Stored dataset items
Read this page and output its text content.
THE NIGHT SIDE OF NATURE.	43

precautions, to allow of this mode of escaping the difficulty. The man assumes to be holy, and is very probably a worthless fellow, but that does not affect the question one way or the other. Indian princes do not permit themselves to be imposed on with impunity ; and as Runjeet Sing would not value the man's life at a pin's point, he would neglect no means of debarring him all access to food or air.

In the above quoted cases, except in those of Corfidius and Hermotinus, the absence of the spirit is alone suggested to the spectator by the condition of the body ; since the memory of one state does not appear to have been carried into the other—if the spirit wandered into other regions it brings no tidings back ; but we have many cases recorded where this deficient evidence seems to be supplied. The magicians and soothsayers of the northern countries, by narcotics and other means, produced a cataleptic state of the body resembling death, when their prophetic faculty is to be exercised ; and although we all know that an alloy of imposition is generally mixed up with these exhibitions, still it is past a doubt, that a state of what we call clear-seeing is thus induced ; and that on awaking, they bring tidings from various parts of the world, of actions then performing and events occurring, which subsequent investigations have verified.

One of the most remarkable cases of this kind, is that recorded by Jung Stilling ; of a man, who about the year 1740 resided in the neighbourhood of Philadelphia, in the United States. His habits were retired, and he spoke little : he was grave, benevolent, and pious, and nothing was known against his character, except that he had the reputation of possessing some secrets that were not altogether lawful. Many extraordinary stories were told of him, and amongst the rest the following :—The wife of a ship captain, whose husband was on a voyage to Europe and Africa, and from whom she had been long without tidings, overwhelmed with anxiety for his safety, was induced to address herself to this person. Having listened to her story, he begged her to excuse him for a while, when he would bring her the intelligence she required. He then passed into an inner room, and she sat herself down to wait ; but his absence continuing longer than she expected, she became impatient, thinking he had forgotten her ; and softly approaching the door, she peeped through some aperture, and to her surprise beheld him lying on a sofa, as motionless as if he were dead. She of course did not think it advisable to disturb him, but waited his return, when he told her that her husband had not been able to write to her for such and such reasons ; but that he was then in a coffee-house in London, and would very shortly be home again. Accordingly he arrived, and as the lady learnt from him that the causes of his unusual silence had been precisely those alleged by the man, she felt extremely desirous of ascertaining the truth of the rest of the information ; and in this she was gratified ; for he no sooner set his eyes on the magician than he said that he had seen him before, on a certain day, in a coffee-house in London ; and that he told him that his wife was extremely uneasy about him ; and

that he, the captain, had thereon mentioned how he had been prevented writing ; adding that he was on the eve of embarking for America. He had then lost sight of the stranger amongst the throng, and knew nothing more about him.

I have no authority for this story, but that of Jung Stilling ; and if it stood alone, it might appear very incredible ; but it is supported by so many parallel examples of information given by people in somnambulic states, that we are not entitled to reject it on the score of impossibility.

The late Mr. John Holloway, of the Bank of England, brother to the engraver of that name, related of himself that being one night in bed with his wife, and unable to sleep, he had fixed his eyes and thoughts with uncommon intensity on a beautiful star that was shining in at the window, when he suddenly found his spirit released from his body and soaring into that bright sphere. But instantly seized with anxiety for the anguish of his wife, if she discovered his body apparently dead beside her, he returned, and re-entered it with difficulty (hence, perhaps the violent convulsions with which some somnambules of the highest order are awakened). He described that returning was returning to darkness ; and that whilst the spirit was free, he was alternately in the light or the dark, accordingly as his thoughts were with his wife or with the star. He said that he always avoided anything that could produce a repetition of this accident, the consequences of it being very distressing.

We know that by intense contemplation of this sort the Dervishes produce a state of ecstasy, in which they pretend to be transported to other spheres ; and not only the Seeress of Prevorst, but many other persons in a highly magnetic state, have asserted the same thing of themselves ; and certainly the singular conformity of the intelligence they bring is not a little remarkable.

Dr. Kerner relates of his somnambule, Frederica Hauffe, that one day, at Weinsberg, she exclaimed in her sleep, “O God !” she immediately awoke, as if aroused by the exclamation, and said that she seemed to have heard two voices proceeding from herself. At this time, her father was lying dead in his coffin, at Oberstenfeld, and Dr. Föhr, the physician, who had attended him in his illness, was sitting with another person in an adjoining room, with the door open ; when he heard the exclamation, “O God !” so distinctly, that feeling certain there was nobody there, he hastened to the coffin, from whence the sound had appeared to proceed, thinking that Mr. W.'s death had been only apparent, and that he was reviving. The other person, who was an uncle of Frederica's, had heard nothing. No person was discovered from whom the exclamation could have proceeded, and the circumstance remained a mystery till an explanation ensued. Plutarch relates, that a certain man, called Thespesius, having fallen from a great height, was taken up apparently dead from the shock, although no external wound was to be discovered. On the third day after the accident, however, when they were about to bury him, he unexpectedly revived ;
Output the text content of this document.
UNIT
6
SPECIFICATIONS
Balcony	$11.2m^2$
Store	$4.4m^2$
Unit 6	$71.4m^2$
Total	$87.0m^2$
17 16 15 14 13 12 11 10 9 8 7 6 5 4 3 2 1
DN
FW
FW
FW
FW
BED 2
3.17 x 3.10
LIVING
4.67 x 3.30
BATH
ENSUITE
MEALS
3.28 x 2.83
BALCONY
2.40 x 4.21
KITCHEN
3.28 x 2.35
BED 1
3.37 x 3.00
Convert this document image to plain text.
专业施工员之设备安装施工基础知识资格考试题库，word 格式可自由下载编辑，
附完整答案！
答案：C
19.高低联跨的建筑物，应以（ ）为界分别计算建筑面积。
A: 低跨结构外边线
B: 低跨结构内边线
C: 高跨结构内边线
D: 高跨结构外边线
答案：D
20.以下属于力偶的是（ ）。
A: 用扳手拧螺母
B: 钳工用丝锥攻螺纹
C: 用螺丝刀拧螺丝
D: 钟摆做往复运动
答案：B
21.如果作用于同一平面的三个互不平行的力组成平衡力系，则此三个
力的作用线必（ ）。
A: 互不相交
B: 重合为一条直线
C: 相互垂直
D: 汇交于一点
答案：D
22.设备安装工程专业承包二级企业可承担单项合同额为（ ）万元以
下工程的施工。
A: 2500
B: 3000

TASK DIRECTIONS
Write only the number of lines in the records that include the word "Stilling".

THE OUTPUT
2